====== PASSAGE GIVEN ======
Putin Rattles Saber, Afghan Pullout

Ukraine: Russian President Vladimir Putin is engaging in old time saber rattling, ordering air and ground military exercises in Western Russia to last through March 3rd. Russia’s defense minister cited the need to test readiness for a “crisis situation,” but did not mention Ukraine. Most military exercises are planned long in advance and do not come as a surprise to neighboring countries.

  In Ukraine itself, the elite Berkut police unit held responsible for killing protesters, has been ordered by the interim government to disband. It has 4,000 to 5,000 members.

And on the coast of the Black Sea, not far from where the Tsar once had his summer palace, workers have abandoned an enormous seaside mansion under construction the past two years for ousted President Viktor Yanukovych. It has walls thick enough for defending against attack.

Winter: After a long dry spell in California, heavy rain is moving into the Bay area and is expected to turn south for a week of possibly heavy rain. Further east, a mass of arctic air has invaded 2/3 of the country in another winter freeze. It’s 15 degrees in Kansas City, Kan., 6 in Chicago, 10 in Indianapolis, and 21 in Albany, NY.

World: The US will pull out all its troops by the end of the year if Afghanistan does not sign a bi-lateral security agreement. Afghan President Hamid Karzai has balked at signing an agreement, but President Obama says the US must have one if any troops are to stay to help Afghanistan fight the Taliban.

>Syrian state media claim that government forces killed 175 rebels in an ambush south of Damascus. The government described it as “a smashing blow to terrorists.”
====== SUPPLIED DATA ======
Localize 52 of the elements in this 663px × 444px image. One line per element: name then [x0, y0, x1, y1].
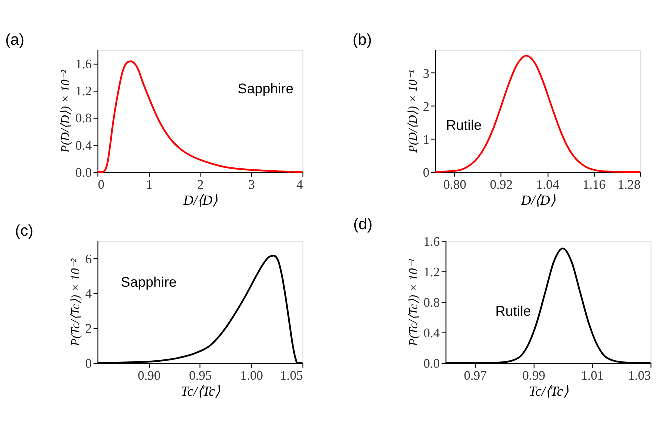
y-tick-label: 2 [85, 321, 92, 336]
chart-title: (b) [352, 32, 372, 49]
y-tick-label: 1.6 [76, 56, 92, 72]
y-axis-title: P(D/⟨D⟩) × 10⁻¹ [406, 70, 420, 154]
annotation: Rutile [446, 117, 482, 134]
x-tick-label: 1.01 [581, 368, 604, 384]
chart-title: (a) [5, 32, 25, 49]
x-tick-label: 0.95 [189, 368, 213, 384]
y-tick-label: 3 [423, 66, 430, 81]
x-tick-label: 0.99 [522, 368, 546, 384]
x-tick-label: 1.28 [618, 177, 642, 192]
y-tick-label: 0.4 [76, 138, 92, 153]
y-tick-label: 0.8 [76, 110, 92, 126]
y-tick-label: 4 [85, 286, 92, 302]
y-tick-label: 1.2 [424, 264, 440, 280]
y-tick-label: 1.2 [76, 84, 92, 99]
annotation: Sapphire [121, 274, 178, 290]
chart-title: (d) [354, 216, 373, 234]
x-axis-title: D/⟨D⟩ [182, 194, 219, 209]
x-tick-label: 1.05 [280, 368, 304, 384]
y-axis-title: P(Tc/⟨Tc⟩) × 10⁻² [68, 258, 82, 348]
annotation: Rutile [496, 303, 532, 320]
y-tick-label: 0.0 [424, 356, 441, 371]
x-tick-label: 1.00 [240, 368, 264, 384]
annotation: Sapphire [238, 80, 294, 96]
x-axis-title: D/⟨D⟩ [520, 194, 556, 209]
x-tick-label: 1 [146, 177, 153, 192]
chart-title: (c) [15, 222, 34, 240]
x-tick-label: 4 [296, 177, 304, 192]
y-axis-title: P(Tc/⟨Tc⟩) × 10⁻¹ [406, 258, 421, 348]
x-tick-label: 0 [98, 177, 106, 192]
y-tick-label: 1.6 [424, 234, 441, 249]
x-tick-label: 0.80 [444, 177, 467, 192]
y-tick-label: 6 [85, 251, 92, 266]
x-tick-label: 1.16 [582, 177, 606, 192]
x-tick-label: 0.90 [138, 368, 162, 384]
y-tick-label: 0 [85, 356, 92, 371]
y-tick-label: 0.0 [76, 164, 92, 180]
x-axis-title: Tc/⟨Tc⟩ [529, 384, 570, 400]
y-tick-label: 0.4 [424, 325, 441, 340]
y-axis-title: P(D/⟨D⟩) × 10⁻² [58, 70, 73, 154]
x-tick-label: 2 [197, 177, 204, 192]
y-tick-label: 1 [423, 132, 430, 147]
x-axis-title: Tc/⟨Tc⟩ [181, 384, 222, 400]
x-tick-label: 3 [248, 177, 256, 192]
x-tick-label: 1.03 [628, 368, 652, 384]
y-tick-label: 0 [423, 164, 430, 180]
x-tick-label: 0.92 [490, 177, 513, 192]
y-tick-label: 2 [423, 98, 430, 114]
x-tick-label: 1.04 [536, 177, 560, 192]
x-tick-label: 0.97 [464, 368, 488, 384]
y-tick-label: 0.8 [424, 294, 441, 310]
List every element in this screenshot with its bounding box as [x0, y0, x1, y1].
======
TASK LIST:
(a) Decide whether each statement agrees with the news roundup, answering yes or no and quoting the words that settle it: (i) Russia's defense minister mentioned Ukraine when citing the need to test readiness; (ii) the Berkut police unit has 4,000 to 5,000 members; (iii) Afghan President Hamid Karzai has signed the security agreement.
(b) Render this sentence from the news roundup in Spanish: "Most military exercises are planned long in advance and do not come as a surprise to neighboring countries."
(c) Please retype everything in the news roundup from "Ukraine: Russian President" down to "to 5,000 members.".
The items are separate material and have nothing to do with the news roundup.

FINAL ANSWERS:
(a)
(i) No: "but did not mention Ukraine."
(ii) Yes: "It has 4,000 to 5,000 members."
(iii) No: "Afghan President Hamid Karzai has balked at signing an agreement"

(b) La mayoría de los ejercicios militares se planifican con mucha antelación y no toman por sorpresa a los países vecinos.

(c)
Ukraine: Russian President Vladimir Putin is engaging in old time saber rattling, ordering air and ground military exercises in Western Russia to last through March 3rd. Russia’s defense minister cited the need to test readiness for a “crisis situation,” but did not mention Ukraine. Most military exercises are planned long in advance and do not come as a surprise to neighboring countries.

  In Ukraine itself, the elite Berkut police unit held responsible for killing protesters, has been ordered by the interim government to disband. It has 4,000 to 5,000 members.